Dataset records:
.....

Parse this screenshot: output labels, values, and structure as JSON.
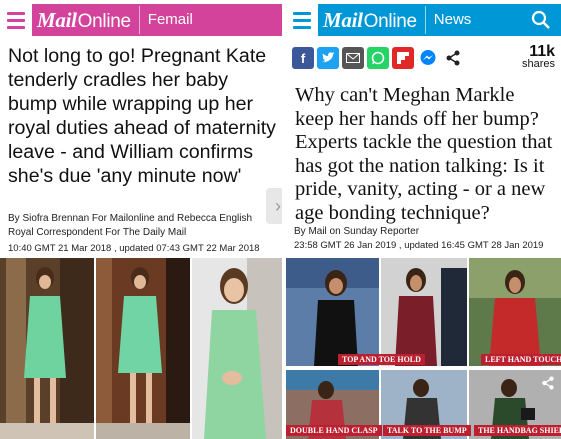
{
  "colors": {
    "femail_header": "#d4439b",
    "news_header": "#0097d6",
    "caption_red": "#ba2030",
    "facebook": "#3b5998",
    "twitter": "#1da1f2",
    "email": "#555555",
    "whatsapp": "#25d366",
    "flipboard": "#e12828",
    "messenger": "#0084ff"
  },
  "left": {
    "logo_mail": "Mail",
    "logo_online": "Online",
    "channel": "Femail",
    "headline": "Not long to go! Pregnant Kate tenderly cradles her baby bump while wrapping up her royal duties ahead of maternity leave - and William confirms she's due 'any minute now'",
    "byline": "By Siofra Brennan For Mailonline and Rebecca English Royal Correspondent For The Daily Mail",
    "timestamp": "10:40 GMT 21 Mar 2018 , updated 07:43 GMT 22 Mar 2018",
    "arrow": "›"
  },
  "right": {
    "logo_mail": "Mail",
    "logo_online": "Online",
    "channel": "News",
    "share_count": "11k",
    "share_label": "shares",
    "headline": "Why can't Meghan Markle keep her hands off her bump? Experts tackle the question that has got the nation talking: Is it pride, vanity, acting - or a new age bonding technique?",
    "byline": "By Mail on Sunday Reporter",
    "timestamp": "23:58 GMT 26 Jan 2019 , updated 16:45 GMT 28 Jan 2019",
    "captions": [
      "TOP AND TOE HOLD",
      "LEFT HAND TOUCH",
      "DOUBLE HAND CLASP",
      "TALK TO THE BUMP",
      "THE HANDBAG SHIELD"
    ]
  }
}
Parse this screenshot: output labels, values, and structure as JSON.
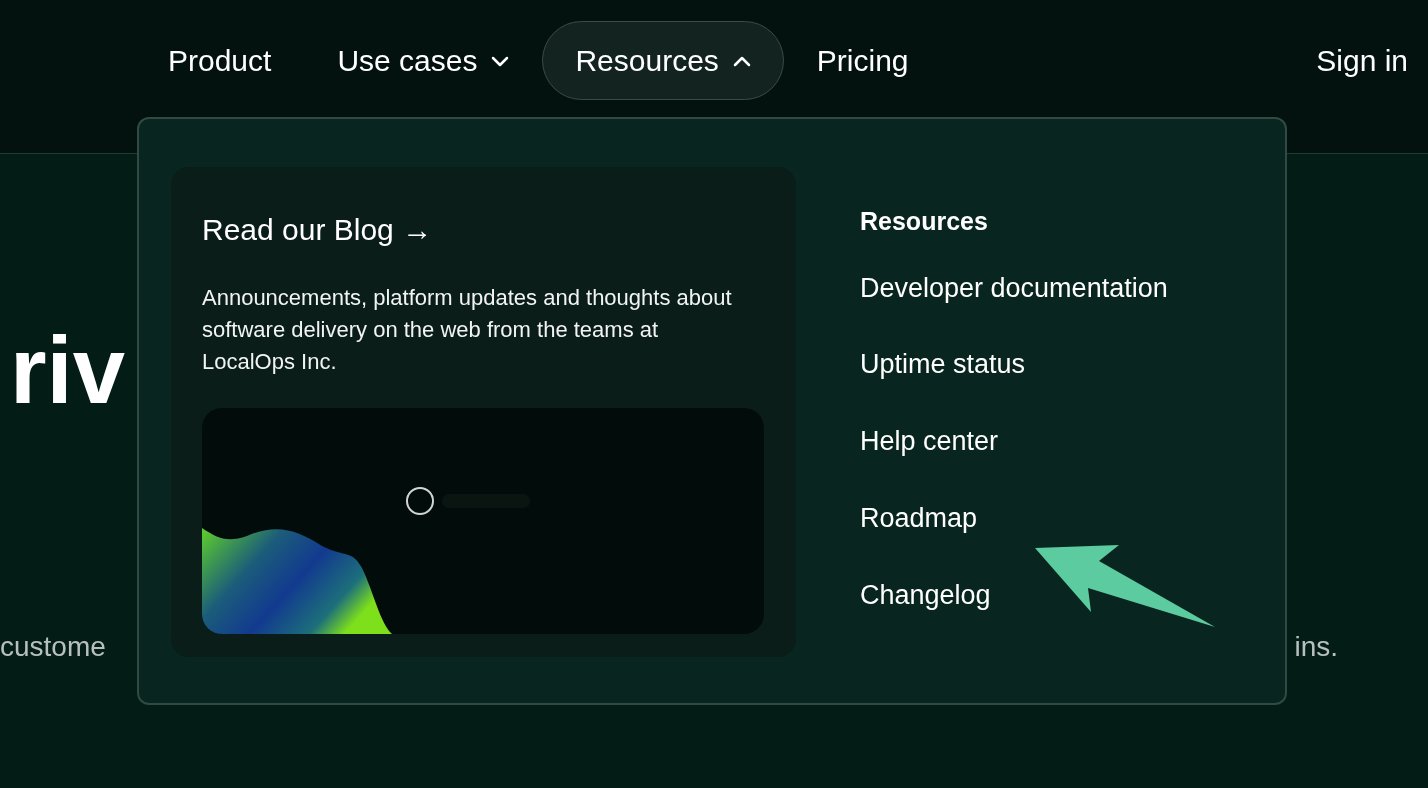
{
  "nav": [
    {
      "label": "Product",
      "kind": "link"
    },
    {
      "label": "Use cases",
      "kind": "menu",
      "expanded": false
    },
    {
      "label": "Resources",
      "kind": "menu",
      "expanded": true
    },
    {
      "label": "Pricing",
      "kind": "link"
    }
  ],
  "sign_in": "Sign in",
  "hero": {
    "heading": "riv",
    "text_left": "custome",
    "text_right": "ins."
  },
  "dropdown": {
    "blog": {
      "title": "Read our Blog →",
      "description": "Announcements, platform updates and thoughts about software delivery on the web from the teams at LocalOps Inc."
    },
    "heading": "Resources",
    "links": [
      "Developer documentation",
      "Uptime status",
      "Help center",
      "Roadmap",
      "Changelog"
    ]
  }
}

.....

Leave out the pictures and give the listing above again exactly.

The output:
Parse this screenshot: output labels, values, and structure as JSON.
{
  "colors": {
    "femail_header": "#d4439b",
    "news_header": "#0097d6",
    "caption_red": "#ba2030",
    "facebook": "#3b5998",
    "twitter": "#1da1f2",
    "email": "#555555",
    "whatsapp": "#25d366",
    "flipboard": "#e12828",
    "messenger": "#0084ff"
  },
  "left": {
    "logo_mail": "Mail",
    "logo_online": "Online",
    "channel": "Femail",
    "headline": "Not long to go! Pregnant Kate tenderly cradles her baby bump while wrapping up her royal duties ahead of maternity leave - and William confirms she's due 'any minute now'",
    "byline": "By Siofra Brennan For Mailonline and Rebecca English Royal Correspondent For The Daily Mail",
    "timestamp": "10:40 GMT 21 Mar 2018 , updated 07:43 GMT 22 Mar 2018",
    "arrow": "›"
  },
  "right": {
    "logo_mail": "Mail",
    "logo_online": "Online",
    "channel": "News",
    "share_count": "11k",
    "share_label": "shares",
    "headline": "Why can't Meghan Markle keep her hands off her bump? Experts tackle the question that has got the nation talking: Is it pride, vanity, acting - or a new age bonding technique?",
    "byline": "By Mail on Sunday Reporter",
    "timestamp": "23:58 GMT 26 Jan 2019 , updated 16:45 GMT 28 Jan 2019",
    "captions": [
      "TOP AND TOE HOLD",
      "LEFT HAND TOUCH",
      "DOUBLE HAND CLASP",
      "TALK TO THE BUMP",
      "THE HANDBAG SHIELD"
    ]
  }
}
Parse this screenshot: output labels, values, and structure as JSON.
{
  "nav": [
    {
      "label": "Product",
      "kind": "link"
    },
    {
      "label": "Use cases",
      "kind": "menu",
      "expanded": false
    },
    {
      "label": "Resources",
      "kind": "menu",
      "expanded": true
    },
    {
      "label": "Pricing",
      "kind": "link"
    }
  ],
  "sign_in": "Sign in",
  "hero": {
    "heading": "riv",
    "text_left": "custome",
    "text_right": "ins."
  },
  "dropdown": {
    "blog": {
      "title": "Read our Blog →",
      "description": "Announcements, platform updates and thoughts about software delivery on the web from the teams at LocalOps Inc."
    },
    "heading": "Resources",
    "links": [
      "Developer documentation",
      "Uptime status",
      "Help center",
      "Roadmap",
      "Changelog"
    ]
  }
}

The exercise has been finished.